* Records shown:
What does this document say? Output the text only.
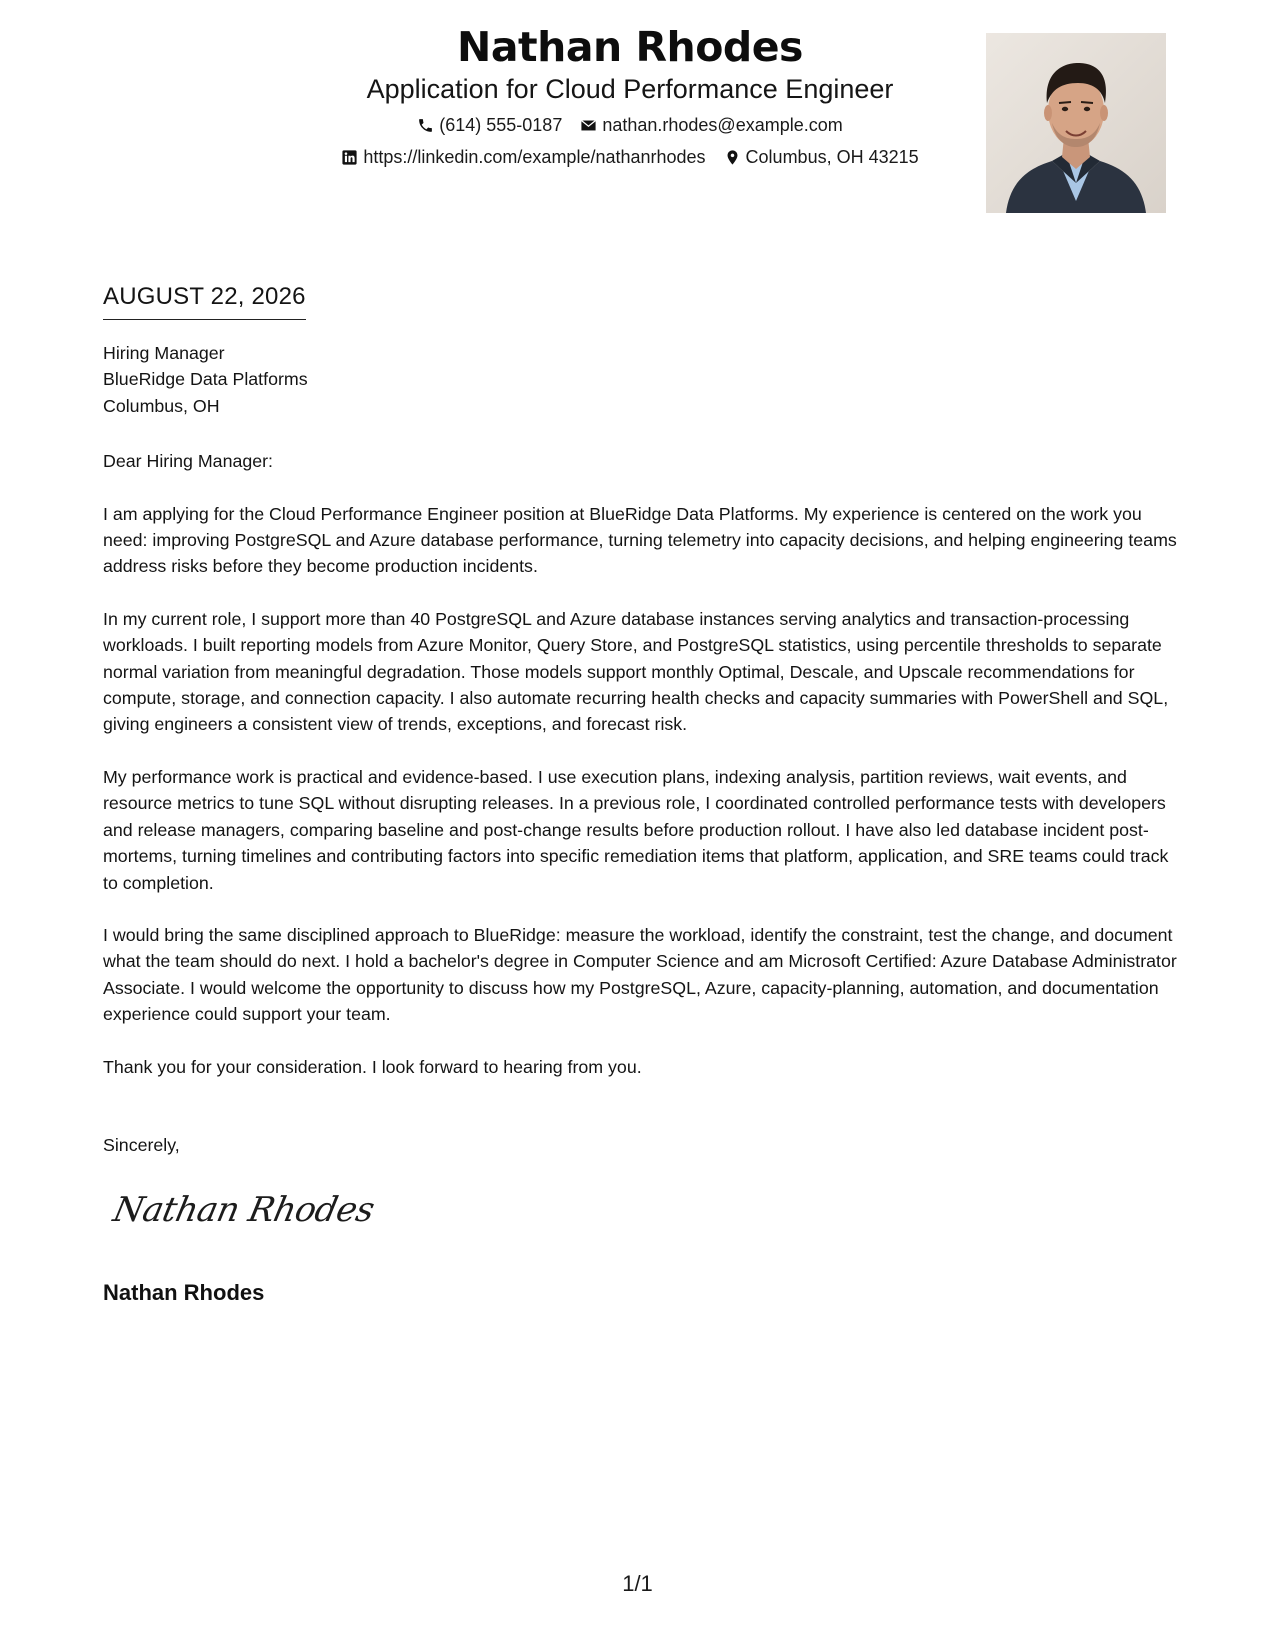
Nathan Rhodes
Application for Cloud Performance Engineer
(614) 555-0187 nathan.rhodes@example.com
https://linkedin.com/example/nathanrhodes Columbus, OH 43215
AUGUST 22, 2026
Hiring Manager
BlueRidge Data Platforms
Columbus, OH
Dear Hiring Manager:
I am applying for the Cloud Performance Engineer position at BlueRidge Data Platforms. My experience is centered on the work you need: improving PostgreSQL and Azure database performance, turning telemetry into capacity decisions, and helping engineering teams address risks before they become production incidents.
In my current role, I support more than 40 PostgreSQL and Azure database instances serving analytics and transaction-processing workloads. I built reporting models from Azure Monitor, Query Store, and PostgreSQL statistics, using percentile thresholds to separate normal variation from meaningful degradation. Those models support monthly Optimal, Descale, and Upscale recommendations for compute, storage, and connection capacity. I also automate recurring health checks and capacity summaries with PowerShell and SQL, giving engineers a consistent view of trends, exceptions, and forecast risk.
My performance work is practical and evidence-based. I use execution plans, indexing analysis, partition reviews, wait events, and resource metrics to tune SQL without disrupting releases. In a previous role, I coordinated controlled performance tests with developers and release managers, comparing baseline and post-change results before production rollout. I have also led database incident post-mortems, turning timelines and contributing factors into specific remediation items that platform, application, and SRE teams could track to completion.
I would bring the same disciplined approach to BlueRidge: measure the workload, identify the constraint, test the change, and document what the team should do next. I hold a bachelor's degree in Computer Science and am Microsoft Certified: Azure Database Administrator Associate. I would welcome the opportunity to discuss how my PostgreSQL, Azure, capacity-planning, automation, and documentation experience could support your team.
Thank you for your consideration. I look forward to hearing from you.
Sincerely,
Nathan Rhodes
Nathan Rhodes
1/1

* Given task: Pictures are not part of the copy; output everything else in the records exactly.

* Solution to this problem:
What does this document say? Output the text only.
Nathan Rhodes
Application for Cloud Performance Engineer
(614) 555-0187 nathan.rhodes@example.com
https://linkedin.com/example/nathanrhodes Columbus, OH 43215
AUGUST 22, 2026
Hiring Manager
BlueRidge Data Platforms
Columbus, OH
Dear Hiring Manager:
I am applying for the Cloud Performance Engineer position at BlueRidge Data Platforms. My experience is centered on the work you need: improving PostgreSQL and Azure database performance, turning telemetry into capacity decisions, and helping engineering teams address risks before they become production incidents.
In my current role, I support more than 40 PostgreSQL and Azure database instances serving analytics and transaction-processing workloads. I built reporting models from Azure Monitor, Query Store, and PostgreSQL statistics, using percentile thresholds to separate normal variation from meaningful degradation. Those models support monthly Optimal, Descale, and Upscale recommendations for compute, storage, and connection capacity. I also automate recurring health checks and capacity summaries with PowerShell and SQL, giving engineers a consistent view of trends, exceptions, and forecast risk.
My performance work is practical and evidence-based. I use execution plans, indexing analysis, partition reviews, wait events, and resource metrics to tune SQL without disrupting releases. In a previous role, I coordinated controlled performance tests with developers and release managers, comparing baseline and post-change results before production rollout. I have also led database incident post-mortems, turning timelines and contributing factors into specific remediation items that platform, application, and SRE teams could track to completion.
I would bring the same disciplined approach to BlueRidge: measure the workload, identify the constraint, test the change, and document what the team should do next. I hold a bachelor's degree in Computer Science and am Microsoft Certified: Azure Database Administrator Associate. I would welcome the opportunity to discuss how my PostgreSQL, Azure, capacity-planning, automation, and documentation experience could support your team.
Thank you for your consideration. I look forward to hearing from you.
Sincerely,
Nathan Rhodes
Nathan Rhodes
1/1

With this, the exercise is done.